| WHAT THIS TASK INVOLVES |
Repeat every entry word for word, skipping the pictures.

------ ENTRIES SUPPLIED ------

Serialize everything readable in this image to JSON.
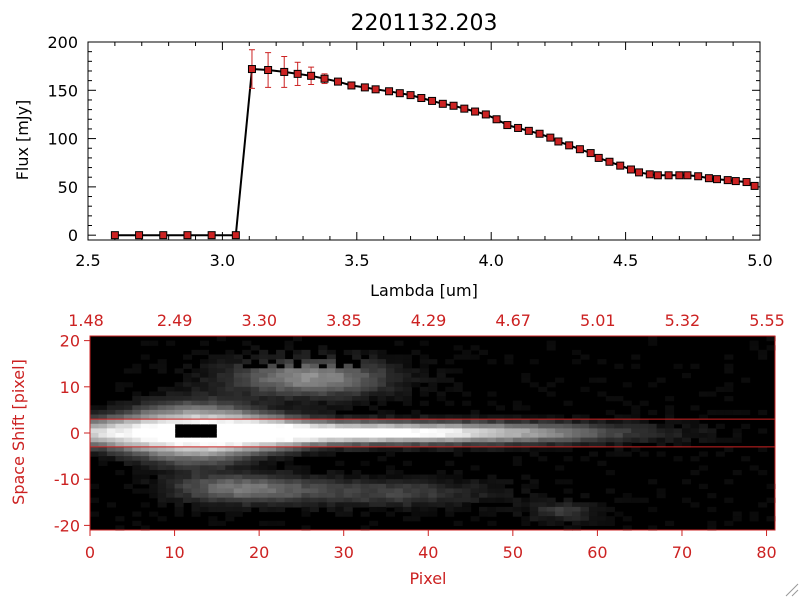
{
  "chart_data": [
    {
      "type": "line",
      "title": "2201132.203",
      "xlabel": "Lambda [um]",
      "ylabel": "Flux [mJy]",
      "xlim": [
        2.5,
        5.0
      ],
      "ylim": [
        -5,
        200
      ],
      "xticks": [
        "2.5",
        "3.0",
        "3.5",
        "4.0",
        "4.5",
        "5.0"
      ],
      "yticks": [
        "0",
        "50",
        "100",
        "150",
        "200"
      ],
      "line_color": "#000000",
      "marker_color": "#cc2222",
      "series": [
        {
          "x": [
            2.6,
            2.69,
            2.78,
            2.87,
            2.96,
            3.05,
            3.11,
            3.17,
            3.23,
            3.28,
            3.33,
            3.38,
            3.43,
            3.48,
            3.53,
            3.57,
            3.62,
            3.66,
            3.7,
            3.74,
            3.78,
            3.82,
            3.86,
            3.9,
            3.94,
            3.98,
            4.02,
            4.06,
            4.1,
            4.14,
            4.18,
            4.22,
            4.25,
            4.29,
            4.33,
            4.37,
            4.4,
            4.44,
            4.48,
            4.52,
            4.55,
            4.59,
            4.62,
            4.66,
            4.7,
            4.73,
            4.77,
            4.81,
            4.84,
            4.88,
            4.91,
            4.95,
            4.98
          ],
          "y": [
            0,
            0,
            0,
            0,
            0,
            0,
            172,
            171,
            169,
            167,
            165,
            162,
            159,
            155,
            153,
            151,
            149,
            147,
            145,
            142,
            139,
            136,
            134,
            131,
            128,
            125,
            120,
            114,
            111,
            108,
            105,
            101,
            97,
            93,
            89,
            85,
            80,
            76,
            72,
            68,
            65,
            63,
            62,
            62,
            62,
            62,
            61,
            59,
            58,
            57,
            56,
            55,
            51
          ],
          "errors": [
            0,
            0,
            0,
            0,
            0,
            0,
            20,
            18,
            16,
            12,
            9,
            5,
            3,
            3,
            3,
            3,
            3,
            3,
            3,
            3,
            3,
            3,
            3,
            3,
            3,
            3,
            3,
            3,
            3,
            3,
            3,
            3,
            3,
            3,
            3,
            3,
            3,
            3,
            3,
            3,
            3,
            3,
            3,
            3,
            3,
            3,
            3,
            3,
            3,
            3,
            3,
            3,
            3
          ]
        }
      ]
    },
    {
      "type": "heatmap",
      "xlabel": "Pixel",
      "ylabel": "Space Shift [pixel]",
      "xlim": [
        0,
        81
      ],
      "ylim": [
        -21,
        21
      ],
      "xticks": [
        "0",
        "10",
        "20",
        "30",
        "40",
        "50",
        "60",
        "70",
        "80"
      ],
      "yticks": [
        "-20",
        "-10",
        "0",
        "10",
        "20"
      ],
      "top_ticks": [
        "1.48",
        "2.49",
        "3.30",
        "3.85",
        "4.29",
        "4.67",
        "5.01",
        "5.32",
        "5.55"
      ],
      "axis_color": "#cc2222",
      "colormap": "grayscale",
      "extraction_rows": [
        -3,
        3
      ]
    }
  ]
}
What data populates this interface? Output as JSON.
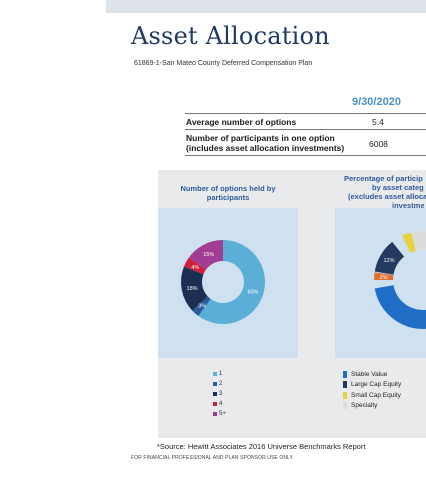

------

| ANSWER FOR THIS EXERCISE |
Serialize everything readable in this image to JSON.
{
  "chart_data": [
    {
      "type": "line",
      "title": "2201132.203",
      "xlabel": "Lambda [um]",
      "ylabel": "Flux [mJy]",
      "xlim": [
        2.5,
        5.0
      ],
      "ylim": [
        -5,
        200
      ],
      "xticks": [
        "2.5",
        "3.0",
        "3.5",
        "4.0",
        "4.5",
        "5.0"
      ],
      "yticks": [
        "0",
        "50",
        "100",
        "150",
        "200"
      ],
      "line_color": "#000000",
      "marker_color": "#cc2222",
      "series": [
        {
          "x": [
            2.6,
            2.69,
            2.78,
            2.87,
            2.96,
            3.05,
            3.11,
            3.17,
            3.23,
            3.28,
            3.33,
            3.38,
            3.43,
            3.48,
            3.53,
            3.57,
            3.62,
            3.66,
            3.7,
            3.74,
            3.78,
            3.82,
            3.86,
            3.9,
            3.94,
            3.98,
            4.02,
            4.06,
            4.1,
            4.14,
            4.18,
            4.22,
            4.25,
            4.29,
            4.33,
            4.37,
            4.4,
            4.44,
            4.48,
            4.52,
            4.55,
            4.59,
            4.62,
            4.66,
            4.7,
            4.73,
            4.77,
            4.81,
            4.84,
            4.88,
            4.91,
            4.95,
            4.98
          ],
          "y": [
            0,
            0,
            0,
            0,
            0,
            0,
            172,
            171,
            169,
            167,
            165,
            162,
            159,
            155,
            153,
            151,
            149,
            147,
            145,
            142,
            139,
            136,
            134,
            131,
            128,
            125,
            120,
            114,
            111,
            108,
            105,
            101,
            97,
            93,
            89,
            85,
            80,
            76,
            72,
            68,
            65,
            63,
            62,
            62,
            62,
            62,
            61,
            59,
            58,
            57,
            56,
            55,
            51
          ],
          "errors": [
            0,
            0,
            0,
            0,
            0,
            0,
            20,
            18,
            16,
            12,
            9,
            5,
            3,
            3,
            3,
            3,
            3,
            3,
            3,
            3,
            3,
            3,
            3,
            3,
            3,
            3,
            3,
            3,
            3,
            3,
            3,
            3,
            3,
            3,
            3,
            3,
            3,
            3,
            3,
            3,
            3,
            3,
            3,
            3,
            3,
            3,
            3,
            3,
            3,
            3,
            3,
            3,
            3
          ]
        }
      ]
    },
    {
      "type": "heatmap",
      "xlabel": "Pixel",
      "ylabel": "Space Shift [pixel]",
      "xlim": [
        0,
        81
      ],
      "ylim": [
        -21,
        21
      ],
      "xticks": [
        "0",
        "10",
        "20",
        "30",
        "40",
        "50",
        "60",
        "70",
        "80"
      ],
      "yticks": [
        "-20",
        "-10",
        "0",
        "10",
        "20"
      ],
      "top_ticks": [
        "1.48",
        "2.49",
        "3.30",
        "3.85",
        "4.29",
        "4.67",
        "5.01",
        "5.32",
        "5.55"
      ],
      "axis_color": "#cc2222",
      "colormap": "grayscale",
      "extraction_rows": [
        -3,
        3
      ]
    }
  ]
}
What data populates this interface? Output as JSON.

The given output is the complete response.